### Exercise objective
Go through the material below and copy each line where the word "Chem" appears.

### Task inputs
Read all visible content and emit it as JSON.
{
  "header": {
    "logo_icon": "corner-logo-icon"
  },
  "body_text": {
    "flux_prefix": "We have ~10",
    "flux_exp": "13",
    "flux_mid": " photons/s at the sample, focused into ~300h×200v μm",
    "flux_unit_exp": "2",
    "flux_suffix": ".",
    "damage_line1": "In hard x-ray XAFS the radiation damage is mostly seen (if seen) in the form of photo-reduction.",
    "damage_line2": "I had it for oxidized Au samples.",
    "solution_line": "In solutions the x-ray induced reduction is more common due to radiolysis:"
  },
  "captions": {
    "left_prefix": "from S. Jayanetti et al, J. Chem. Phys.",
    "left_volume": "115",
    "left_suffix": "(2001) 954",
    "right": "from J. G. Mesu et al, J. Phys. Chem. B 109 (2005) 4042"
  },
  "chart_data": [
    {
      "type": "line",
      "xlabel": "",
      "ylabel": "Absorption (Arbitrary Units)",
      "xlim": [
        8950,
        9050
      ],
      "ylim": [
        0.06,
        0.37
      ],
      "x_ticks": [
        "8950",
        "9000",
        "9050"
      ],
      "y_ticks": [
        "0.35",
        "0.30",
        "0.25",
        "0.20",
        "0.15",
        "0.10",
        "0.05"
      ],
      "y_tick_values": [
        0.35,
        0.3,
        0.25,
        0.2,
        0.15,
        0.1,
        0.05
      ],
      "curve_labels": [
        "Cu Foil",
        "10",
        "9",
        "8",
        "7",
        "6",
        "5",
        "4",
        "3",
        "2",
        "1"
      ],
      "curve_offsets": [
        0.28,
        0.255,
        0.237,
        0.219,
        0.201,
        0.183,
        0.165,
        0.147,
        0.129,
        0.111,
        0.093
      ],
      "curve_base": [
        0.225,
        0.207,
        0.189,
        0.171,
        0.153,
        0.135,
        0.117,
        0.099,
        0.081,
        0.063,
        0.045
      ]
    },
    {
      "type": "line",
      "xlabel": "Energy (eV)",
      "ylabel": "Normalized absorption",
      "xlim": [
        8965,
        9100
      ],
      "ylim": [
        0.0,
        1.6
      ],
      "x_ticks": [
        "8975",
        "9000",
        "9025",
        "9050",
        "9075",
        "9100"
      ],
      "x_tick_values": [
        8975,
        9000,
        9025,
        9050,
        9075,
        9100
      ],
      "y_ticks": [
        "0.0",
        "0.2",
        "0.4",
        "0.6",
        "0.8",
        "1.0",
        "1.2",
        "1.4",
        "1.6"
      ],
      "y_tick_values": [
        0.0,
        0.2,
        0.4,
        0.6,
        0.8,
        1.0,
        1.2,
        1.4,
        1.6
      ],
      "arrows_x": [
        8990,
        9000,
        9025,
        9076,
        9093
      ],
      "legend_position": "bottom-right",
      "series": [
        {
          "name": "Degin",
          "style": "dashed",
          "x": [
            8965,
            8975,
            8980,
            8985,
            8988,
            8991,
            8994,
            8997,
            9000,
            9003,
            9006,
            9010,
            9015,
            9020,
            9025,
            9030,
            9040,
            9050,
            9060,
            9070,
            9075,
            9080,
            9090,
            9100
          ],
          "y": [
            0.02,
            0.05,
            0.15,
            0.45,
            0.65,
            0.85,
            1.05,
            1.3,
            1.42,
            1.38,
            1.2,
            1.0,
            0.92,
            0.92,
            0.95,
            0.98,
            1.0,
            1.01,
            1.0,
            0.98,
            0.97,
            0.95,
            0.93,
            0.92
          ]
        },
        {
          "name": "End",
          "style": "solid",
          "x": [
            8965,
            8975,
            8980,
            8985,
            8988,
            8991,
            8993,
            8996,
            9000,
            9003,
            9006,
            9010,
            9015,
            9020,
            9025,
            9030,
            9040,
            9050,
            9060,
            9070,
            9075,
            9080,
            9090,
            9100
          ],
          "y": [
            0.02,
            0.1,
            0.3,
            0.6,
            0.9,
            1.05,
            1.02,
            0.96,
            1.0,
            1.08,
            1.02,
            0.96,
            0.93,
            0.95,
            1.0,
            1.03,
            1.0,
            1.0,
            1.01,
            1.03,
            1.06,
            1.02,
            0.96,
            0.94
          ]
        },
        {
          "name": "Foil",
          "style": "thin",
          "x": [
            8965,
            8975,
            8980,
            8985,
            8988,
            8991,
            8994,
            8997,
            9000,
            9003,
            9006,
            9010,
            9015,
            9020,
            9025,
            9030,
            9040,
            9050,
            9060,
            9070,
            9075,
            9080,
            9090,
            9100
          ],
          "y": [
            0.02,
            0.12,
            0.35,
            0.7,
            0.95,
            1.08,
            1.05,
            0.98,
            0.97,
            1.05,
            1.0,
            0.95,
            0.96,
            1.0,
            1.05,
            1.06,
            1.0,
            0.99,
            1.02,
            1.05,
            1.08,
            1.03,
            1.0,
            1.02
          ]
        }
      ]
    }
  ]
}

### Reply to the exercise
    "left_prefix": "from S. Jayanetti et al, J. Chem. Phys.",
    "right": "from J. G. Mesu et al, J. Phys. Chem. B 109 (2005) 4042"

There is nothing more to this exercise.